-- begin RECORDS TO USE --

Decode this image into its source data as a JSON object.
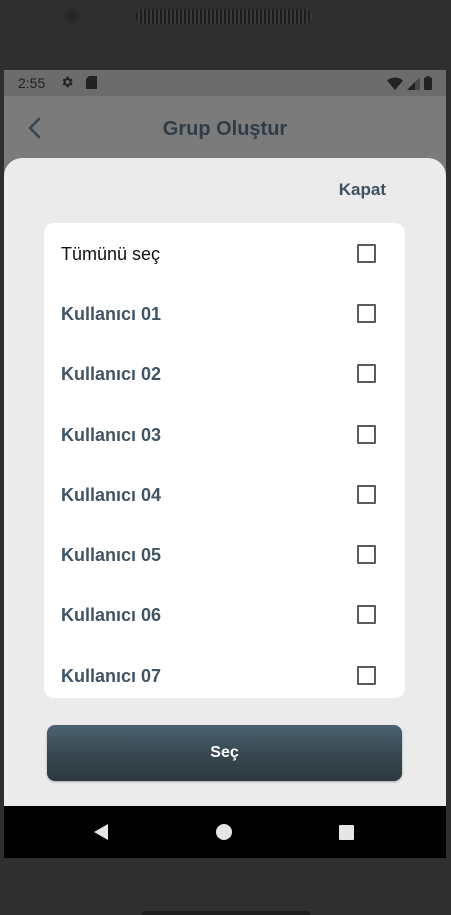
{
  "status_bar": {
    "time": "2:55"
  },
  "header": {
    "title": "Grup Oluştur"
  },
  "sheet": {
    "close_label": "Kapat",
    "select_all_label": "Tümünü seç",
    "users": [
      {
        "label": "Kullanıcı 01"
      },
      {
        "label": "Kullanıcı 02"
      },
      {
        "label": "Kullanıcı 03"
      },
      {
        "label": "Kullanıcı 04"
      },
      {
        "label": "Kullanıcı 05"
      },
      {
        "label": "Kullanıcı 06"
      },
      {
        "label": "Kullanıcı 07"
      }
    ],
    "select_button_label": "Seç"
  },
  "colors": {
    "accent": "#3f5565",
    "button": "#37474f",
    "sheet_bg": "#ebebeb"
  }
}
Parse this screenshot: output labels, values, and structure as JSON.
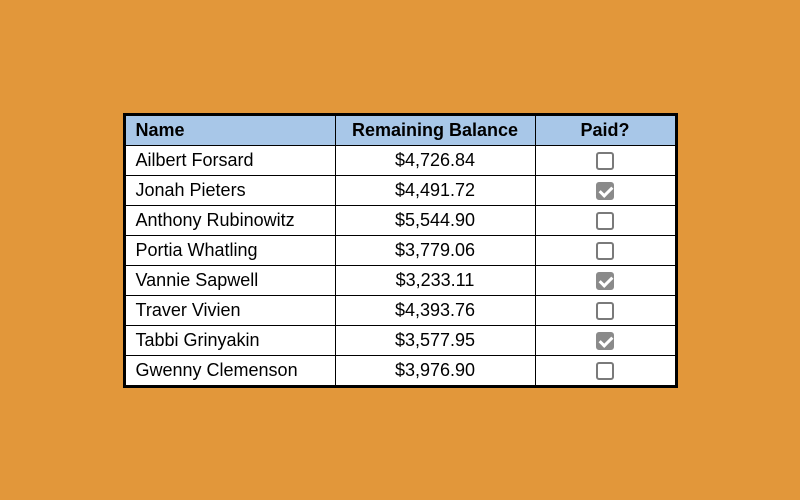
{
  "table": {
    "headers": {
      "name": "Name",
      "balance": "Remaining Balance",
      "paid": "Paid?"
    },
    "rows": [
      {
        "name": "Ailbert Forsard",
        "balance": "$4,726.84",
        "paid": false
      },
      {
        "name": "Jonah Pieters",
        "balance": "$4,491.72",
        "paid": true
      },
      {
        "name": "Anthony Rubinowitz",
        "balance": "$5,544.90",
        "paid": false
      },
      {
        "name": "Portia Whatling",
        "balance": "$3,779.06",
        "paid": false
      },
      {
        "name": "Vannie Sapwell",
        "balance": "$3,233.11",
        "paid": true
      },
      {
        "name": "Traver Vivien",
        "balance": "$4,393.76",
        "paid": false
      },
      {
        "name": "Tabbi Grinyakin",
        "balance": "$3,577.95",
        "paid": true
      },
      {
        "name": "Gwenny Clemenson",
        "balance": "$3,976.90",
        "paid": false
      }
    ]
  }
}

-- end RECORDS TO USE --

▶ REQUIRED TASK
Copy the data character for character, but drop all pictures from the copy.

▶ RESPONSE
Decode this image into its source data as a JSON object.
{
  "status_bar": {
    "time": "2:55"
  },
  "header": {
    "title": "Grup Oluştur"
  },
  "sheet": {
    "close_label": "Kapat",
    "select_all_label": "Tümünü seç",
    "users": [
      {
        "label": "Kullanıcı 01"
      },
      {
        "label": "Kullanıcı 02"
      },
      {
        "label": "Kullanıcı 03"
      },
      {
        "label": "Kullanıcı 04"
      },
      {
        "label": "Kullanıcı 05"
      },
      {
        "label": "Kullanıcı 06"
      },
      {
        "label": "Kullanıcı 07"
      }
    ],
    "select_button_label": "Seç"
  },
  "colors": {
    "accent": "#3f5565",
    "button": "#37474f",
    "sheet_bg": "#ebebeb"
  }
}
Parse this screenshot: output labels, values, and structure as JSON.
{
  "table": {
    "headers": {
      "name": "Name",
      "balance": "Remaining Balance",
      "paid": "Paid?"
    },
    "rows": [
      {
        "name": "Ailbert Forsard",
        "balance": "$4,726.84",
        "paid": false
      },
      {
        "name": "Jonah Pieters",
        "balance": "$4,491.72",
        "paid": true
      },
      {
        "name": "Anthony Rubinowitz",
        "balance": "$5,544.90",
        "paid": false
      },
      {
        "name": "Portia Whatling",
        "balance": "$3,779.06",
        "paid": false
      },
      {
        "name": "Vannie Sapwell",
        "balance": "$3,233.11",
        "paid": true
      },
      {
        "name": "Traver Vivien",
        "balance": "$4,393.76",
        "paid": false
      },
      {
        "name": "Tabbi Grinyakin",
        "balance": "$3,577.95",
        "paid": true
      },
      {
        "name": "Gwenny Clemenson",
        "balance": "$3,976.90",
        "paid": false
      }
    ]
  }
}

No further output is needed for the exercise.